[Start of Information given]

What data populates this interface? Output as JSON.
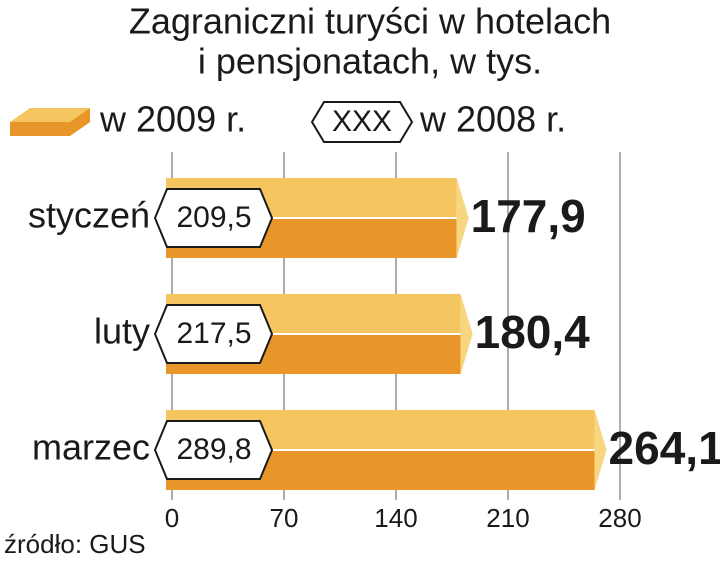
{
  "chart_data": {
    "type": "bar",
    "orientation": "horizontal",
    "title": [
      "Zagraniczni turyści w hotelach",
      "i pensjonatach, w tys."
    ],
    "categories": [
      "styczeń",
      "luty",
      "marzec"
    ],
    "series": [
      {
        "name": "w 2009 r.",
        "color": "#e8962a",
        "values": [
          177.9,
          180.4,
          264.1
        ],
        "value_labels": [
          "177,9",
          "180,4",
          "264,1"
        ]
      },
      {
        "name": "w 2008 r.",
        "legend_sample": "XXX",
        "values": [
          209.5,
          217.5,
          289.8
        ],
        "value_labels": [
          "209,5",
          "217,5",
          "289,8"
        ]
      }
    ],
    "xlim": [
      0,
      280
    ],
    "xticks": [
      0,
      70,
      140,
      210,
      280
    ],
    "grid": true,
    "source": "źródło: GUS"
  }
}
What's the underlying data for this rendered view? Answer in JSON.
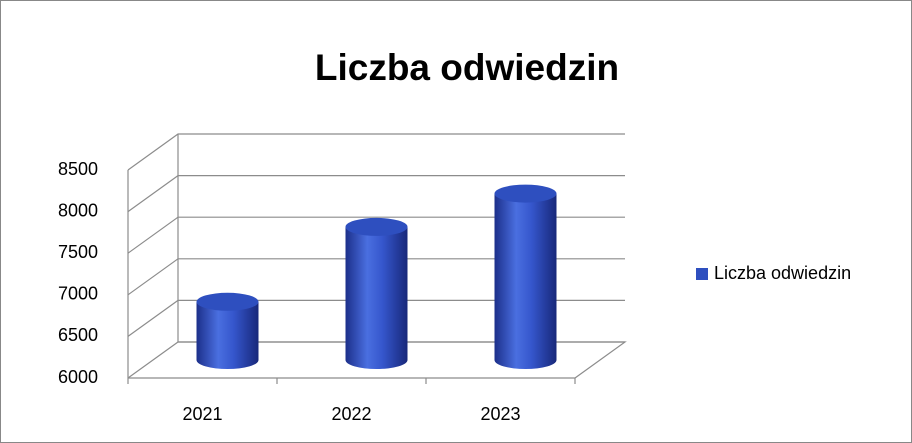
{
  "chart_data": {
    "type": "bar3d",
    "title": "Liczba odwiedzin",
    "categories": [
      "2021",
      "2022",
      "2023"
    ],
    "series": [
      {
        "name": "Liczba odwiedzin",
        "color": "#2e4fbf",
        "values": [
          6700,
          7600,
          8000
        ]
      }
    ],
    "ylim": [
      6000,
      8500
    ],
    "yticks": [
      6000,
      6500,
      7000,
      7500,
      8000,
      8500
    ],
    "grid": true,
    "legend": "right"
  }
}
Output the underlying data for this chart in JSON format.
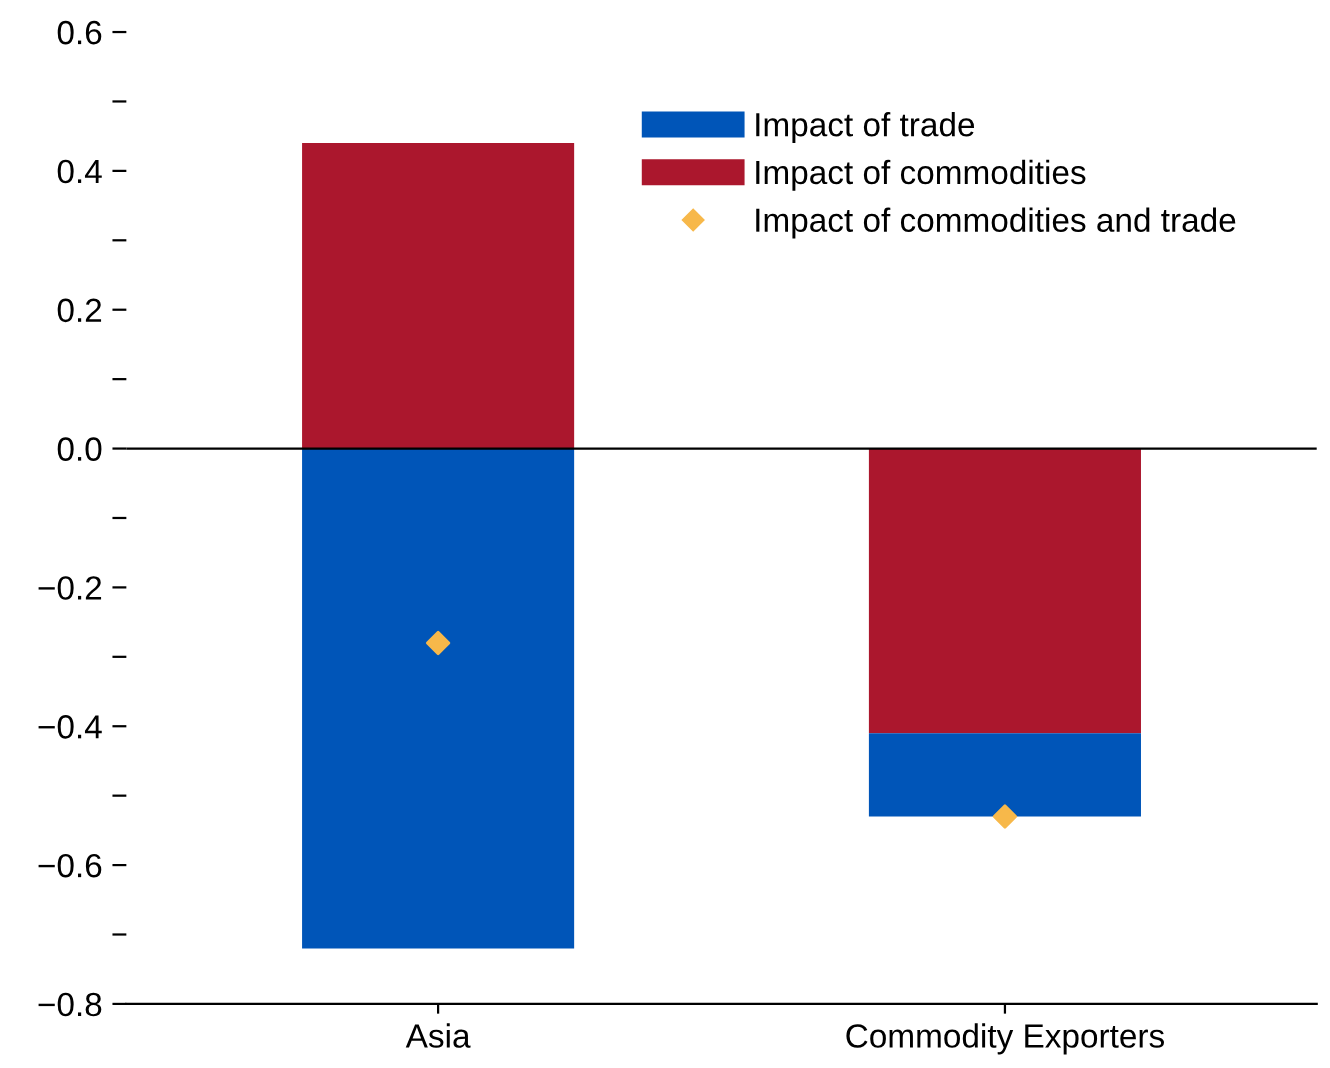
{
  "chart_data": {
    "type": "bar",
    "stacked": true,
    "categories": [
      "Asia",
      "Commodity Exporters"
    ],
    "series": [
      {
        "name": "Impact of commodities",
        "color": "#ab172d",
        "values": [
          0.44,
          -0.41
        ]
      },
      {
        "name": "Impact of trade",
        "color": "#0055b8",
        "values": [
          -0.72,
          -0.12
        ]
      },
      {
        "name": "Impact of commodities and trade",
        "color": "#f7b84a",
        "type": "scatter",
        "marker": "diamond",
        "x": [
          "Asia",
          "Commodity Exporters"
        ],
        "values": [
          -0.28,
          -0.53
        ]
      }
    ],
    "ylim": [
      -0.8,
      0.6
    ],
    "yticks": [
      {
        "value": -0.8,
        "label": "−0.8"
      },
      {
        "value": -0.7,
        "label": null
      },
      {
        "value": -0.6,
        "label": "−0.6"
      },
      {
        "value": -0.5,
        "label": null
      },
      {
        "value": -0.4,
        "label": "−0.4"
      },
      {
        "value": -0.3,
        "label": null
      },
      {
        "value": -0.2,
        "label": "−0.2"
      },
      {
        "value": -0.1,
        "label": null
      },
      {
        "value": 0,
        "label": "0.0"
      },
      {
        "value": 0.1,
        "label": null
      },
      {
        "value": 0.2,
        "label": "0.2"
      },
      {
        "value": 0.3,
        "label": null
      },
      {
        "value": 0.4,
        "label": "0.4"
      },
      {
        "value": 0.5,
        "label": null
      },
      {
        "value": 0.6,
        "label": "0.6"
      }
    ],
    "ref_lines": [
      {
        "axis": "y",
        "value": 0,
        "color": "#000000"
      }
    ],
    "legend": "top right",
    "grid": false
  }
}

[End of Information given]

**Exercise directions:**
Your answer should be only a number: how many lines of the data above contain the string "commodities"?

**Written response:**
2